Collect all lines from the records below that include the word "степени".

◆ ◆ ◆ ◆ ◆

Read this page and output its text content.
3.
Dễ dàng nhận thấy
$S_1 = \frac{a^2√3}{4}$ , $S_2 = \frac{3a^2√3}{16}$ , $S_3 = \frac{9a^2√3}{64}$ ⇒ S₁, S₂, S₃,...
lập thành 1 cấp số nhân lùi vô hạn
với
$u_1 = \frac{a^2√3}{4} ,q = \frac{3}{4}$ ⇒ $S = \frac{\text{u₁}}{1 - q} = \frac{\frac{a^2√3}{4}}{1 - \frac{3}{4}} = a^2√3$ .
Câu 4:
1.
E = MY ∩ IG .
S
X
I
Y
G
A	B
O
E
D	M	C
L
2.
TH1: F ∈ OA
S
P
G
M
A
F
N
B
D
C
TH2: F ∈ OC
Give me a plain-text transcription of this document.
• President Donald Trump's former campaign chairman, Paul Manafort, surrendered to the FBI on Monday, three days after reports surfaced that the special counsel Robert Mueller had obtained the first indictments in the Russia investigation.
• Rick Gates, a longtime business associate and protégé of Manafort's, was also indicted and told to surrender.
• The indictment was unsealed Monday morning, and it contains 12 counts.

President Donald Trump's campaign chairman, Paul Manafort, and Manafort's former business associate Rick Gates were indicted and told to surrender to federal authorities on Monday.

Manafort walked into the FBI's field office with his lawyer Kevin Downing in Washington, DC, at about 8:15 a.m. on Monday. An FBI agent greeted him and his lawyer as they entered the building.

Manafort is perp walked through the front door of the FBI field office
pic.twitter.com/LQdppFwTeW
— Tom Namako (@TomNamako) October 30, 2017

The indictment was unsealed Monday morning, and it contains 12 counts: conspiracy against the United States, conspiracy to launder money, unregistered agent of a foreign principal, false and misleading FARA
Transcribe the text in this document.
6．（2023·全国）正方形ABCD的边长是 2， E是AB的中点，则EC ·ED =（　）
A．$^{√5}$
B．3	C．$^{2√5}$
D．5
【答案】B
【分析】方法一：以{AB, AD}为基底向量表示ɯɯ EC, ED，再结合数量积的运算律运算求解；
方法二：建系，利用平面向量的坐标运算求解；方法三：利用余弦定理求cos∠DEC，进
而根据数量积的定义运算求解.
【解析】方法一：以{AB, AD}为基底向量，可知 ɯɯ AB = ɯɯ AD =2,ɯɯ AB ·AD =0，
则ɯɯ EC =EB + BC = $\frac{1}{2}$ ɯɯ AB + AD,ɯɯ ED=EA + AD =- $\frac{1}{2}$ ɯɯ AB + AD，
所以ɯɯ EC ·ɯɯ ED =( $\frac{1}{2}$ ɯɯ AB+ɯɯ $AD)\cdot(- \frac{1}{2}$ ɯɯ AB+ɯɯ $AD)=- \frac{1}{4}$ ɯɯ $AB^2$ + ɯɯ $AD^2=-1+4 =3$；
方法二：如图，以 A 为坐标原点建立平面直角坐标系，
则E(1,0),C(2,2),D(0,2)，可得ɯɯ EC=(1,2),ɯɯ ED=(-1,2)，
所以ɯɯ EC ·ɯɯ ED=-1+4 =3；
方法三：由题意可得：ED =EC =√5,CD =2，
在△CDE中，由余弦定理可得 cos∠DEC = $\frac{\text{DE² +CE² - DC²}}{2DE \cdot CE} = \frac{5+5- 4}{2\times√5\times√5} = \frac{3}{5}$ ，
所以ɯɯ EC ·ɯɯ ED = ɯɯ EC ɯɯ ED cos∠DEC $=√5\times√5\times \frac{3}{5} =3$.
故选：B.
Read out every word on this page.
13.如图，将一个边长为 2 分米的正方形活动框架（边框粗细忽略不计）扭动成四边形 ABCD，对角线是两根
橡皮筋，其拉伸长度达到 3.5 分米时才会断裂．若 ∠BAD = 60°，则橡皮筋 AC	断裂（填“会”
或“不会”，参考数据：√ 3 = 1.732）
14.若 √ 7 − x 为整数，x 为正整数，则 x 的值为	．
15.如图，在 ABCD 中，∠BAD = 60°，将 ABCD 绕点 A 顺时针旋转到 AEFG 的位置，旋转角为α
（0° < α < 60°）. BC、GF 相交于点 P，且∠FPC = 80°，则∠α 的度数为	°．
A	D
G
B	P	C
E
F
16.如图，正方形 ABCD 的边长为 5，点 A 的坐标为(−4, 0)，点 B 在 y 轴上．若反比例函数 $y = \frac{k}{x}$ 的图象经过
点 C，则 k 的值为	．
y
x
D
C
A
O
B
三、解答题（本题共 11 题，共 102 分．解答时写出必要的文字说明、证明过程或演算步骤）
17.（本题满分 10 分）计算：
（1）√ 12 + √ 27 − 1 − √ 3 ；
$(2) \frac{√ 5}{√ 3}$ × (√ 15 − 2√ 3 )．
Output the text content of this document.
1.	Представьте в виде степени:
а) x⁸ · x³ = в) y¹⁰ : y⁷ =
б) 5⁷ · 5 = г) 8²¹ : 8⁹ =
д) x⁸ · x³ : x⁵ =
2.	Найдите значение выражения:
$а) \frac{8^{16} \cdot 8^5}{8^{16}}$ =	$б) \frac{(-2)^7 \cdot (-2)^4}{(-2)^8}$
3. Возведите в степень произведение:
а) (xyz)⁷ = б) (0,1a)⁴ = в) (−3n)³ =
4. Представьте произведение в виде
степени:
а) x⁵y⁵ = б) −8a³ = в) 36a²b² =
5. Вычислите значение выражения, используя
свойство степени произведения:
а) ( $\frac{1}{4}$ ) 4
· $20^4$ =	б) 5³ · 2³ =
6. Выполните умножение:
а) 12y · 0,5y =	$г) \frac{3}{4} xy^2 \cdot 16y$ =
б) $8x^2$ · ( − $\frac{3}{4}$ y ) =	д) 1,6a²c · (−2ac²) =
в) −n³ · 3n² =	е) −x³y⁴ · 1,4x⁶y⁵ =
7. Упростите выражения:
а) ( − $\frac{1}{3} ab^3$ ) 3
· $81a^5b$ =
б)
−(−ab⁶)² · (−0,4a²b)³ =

◆ ◆ ◆ ◆ ◆

Answer to this problem:
1.	Представьте в виде степени:
степени:
свойство степени произведения:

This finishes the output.